Problem description
List all the lines in these records that hold "high".

[START OF Information given]

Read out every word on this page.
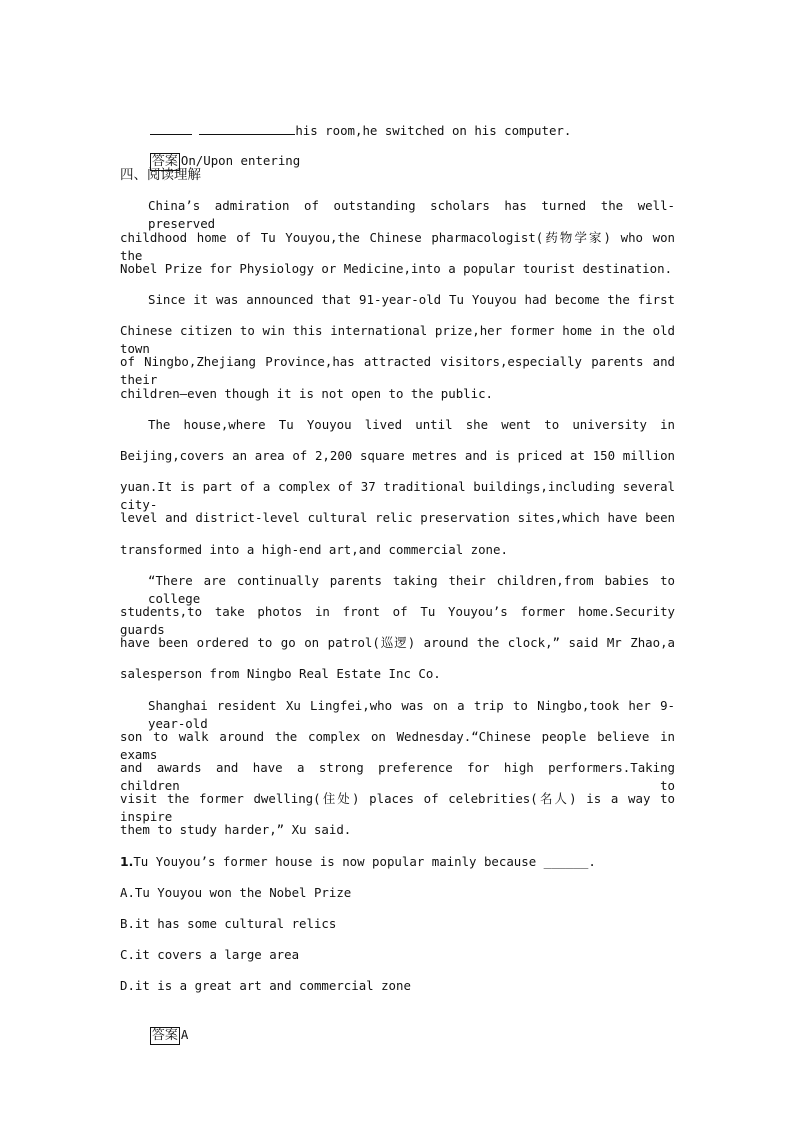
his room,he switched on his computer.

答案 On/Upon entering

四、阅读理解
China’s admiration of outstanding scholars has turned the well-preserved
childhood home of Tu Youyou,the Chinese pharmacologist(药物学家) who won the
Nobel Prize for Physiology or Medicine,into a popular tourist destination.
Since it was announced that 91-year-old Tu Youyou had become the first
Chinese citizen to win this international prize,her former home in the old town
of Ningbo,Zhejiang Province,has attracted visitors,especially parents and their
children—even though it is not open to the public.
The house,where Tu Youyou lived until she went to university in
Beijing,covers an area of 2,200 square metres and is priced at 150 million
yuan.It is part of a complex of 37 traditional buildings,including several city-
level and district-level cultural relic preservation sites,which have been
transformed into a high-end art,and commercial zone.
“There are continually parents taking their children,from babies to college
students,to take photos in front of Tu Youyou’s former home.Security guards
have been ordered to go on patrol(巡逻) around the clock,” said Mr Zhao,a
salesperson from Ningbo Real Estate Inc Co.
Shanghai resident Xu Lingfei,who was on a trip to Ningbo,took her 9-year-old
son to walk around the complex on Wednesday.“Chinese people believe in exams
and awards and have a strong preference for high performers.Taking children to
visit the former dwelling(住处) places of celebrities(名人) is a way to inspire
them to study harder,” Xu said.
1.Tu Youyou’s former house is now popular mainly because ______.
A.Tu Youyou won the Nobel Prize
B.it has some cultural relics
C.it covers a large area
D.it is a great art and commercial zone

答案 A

[END OF Information given]

The reply
transformed into a high-end art,and commercial zone.
and awards and have a strong preference for high performers.Taking children to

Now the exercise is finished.